━━ RECORDS ━━

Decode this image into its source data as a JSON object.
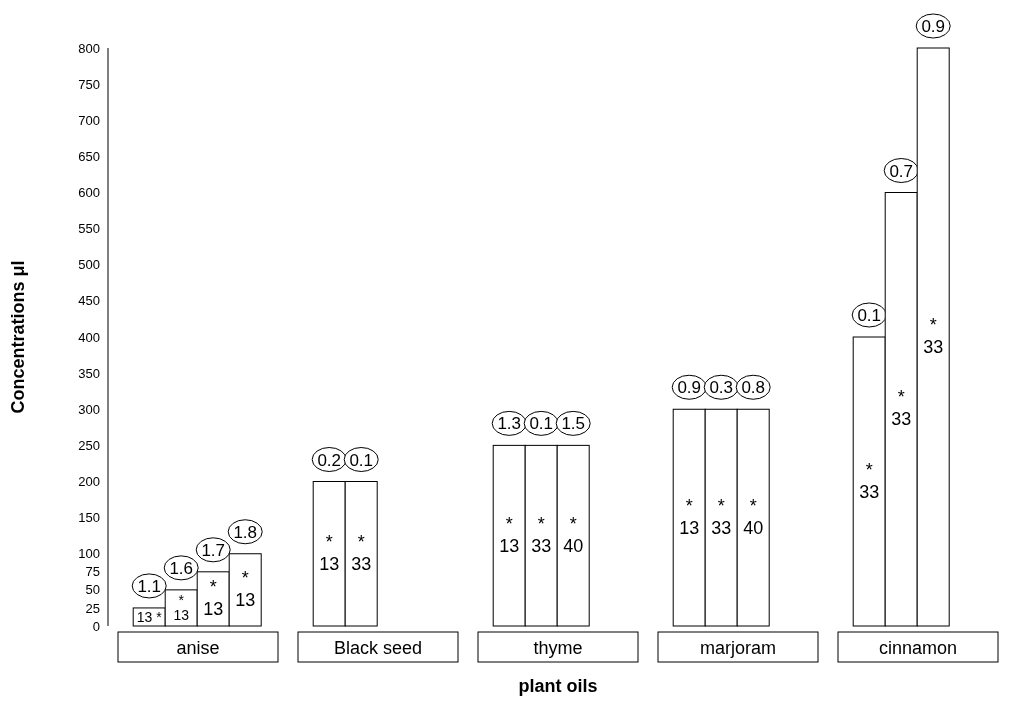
{
  "chart_data": {
    "type": "bar",
    "xlabel": "plant oils",
    "ylabel": "Concentrations μl",
    "categories": [
      "anise",
      "Black seed",
      "thyme",
      "marjoram",
      "cinnamon"
    ],
    "series": [
      {
        "color": "#ffffff",
        "values": [
          25,
          200,
          250,
          300,
          400
        ]
      },
      {
        "color": "#ffffff",
        "values": [
          50,
          200,
          250,
          300,
          600
        ]
      },
      {
        "color": "#ffffff",
        "values": [
          75,
          null,
          250,
          300,
          800
        ]
      },
      {
        "color": "#ffffff",
        "values": [
          100,
          null,
          null,
          null,
          null
        ]
      }
    ],
    "ylim": [
      0,
      800
    ],
    "yticks": [
      0,
      25,
      50,
      75,
      100,
      150,
      200,
      250,
      300,
      350,
      400,
      450,
      500,
      550,
      600,
      650,
      700,
      750,
      800
    ],
    "grid": false,
    "legend": false,
    "annotations": [
      "1.1",
      "13 *",
      "1.6",
      "*\n13",
      "1.7",
      "*\n13",
      "1.8",
      "*\n13",
      "0.2",
      "*\n13",
      "0.1",
      "*\n33",
      "1.3",
      "*\n13",
      "0.1",
      "*\n33",
      "1.5",
      "*\n40",
      "0.9",
      "*\n13",
      "0.3",
      "*\n33",
      "0.8",
      "*\n40",
      "0.1",
      "*\n33",
      "0.7",
      "*\n33",
      "0.9",
      "*\n33"
    ]
  }
}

━━━

Print out every entry above without changing a word, and leave out the pictures.

Decode this image into its source data as a JSON object.
{
  "chart_data": {
    "type": "bar",
    "xlabel": "plant oils",
    "ylabel": "Concentrations μl",
    "categories": [
      "anise",
      "Black seed",
      "thyme",
      "marjoram",
      "cinnamon"
    ],
    "series": [
      {
        "color": "#ffffff",
        "values": [
          25,
          200,
          250,
          300,
          400
        ]
      },
      {
        "color": "#ffffff",
        "values": [
          50,
          200,
          250,
          300,
          600
        ]
      },
      {
        "color": "#ffffff",
        "values": [
          75,
          null,
          250,
          300,
          800
        ]
      },
      {
        "color": "#ffffff",
        "values": [
          100,
          null,
          null,
          null,
          null
        ]
      }
    ],
    "ylim": [
      0,
      800
    ],
    "yticks": [
      0,
      25,
      50,
      75,
      100,
      150,
      200,
      250,
      300,
      350,
      400,
      450,
      500,
      550,
      600,
      650,
      700,
      750,
      800
    ],
    "grid": false,
    "legend": false,
    "annotations": [
      "1.1",
      "13 *",
      "1.6",
      "*\n13",
      "1.7",
      "*\n13",
      "1.8",
      "*\n13",
      "0.2",
      "*\n13",
      "0.1",
      "*\n33",
      "1.3",
      "*\n13",
      "0.1",
      "*\n33",
      "1.5",
      "*\n40",
      "0.9",
      "*\n13",
      "0.3",
      "*\n33",
      "0.8",
      "*\n40",
      "0.1",
      "*\n33",
      "0.7",
      "*\n33",
      "0.9",
      "*\n33"
    ]
  }
}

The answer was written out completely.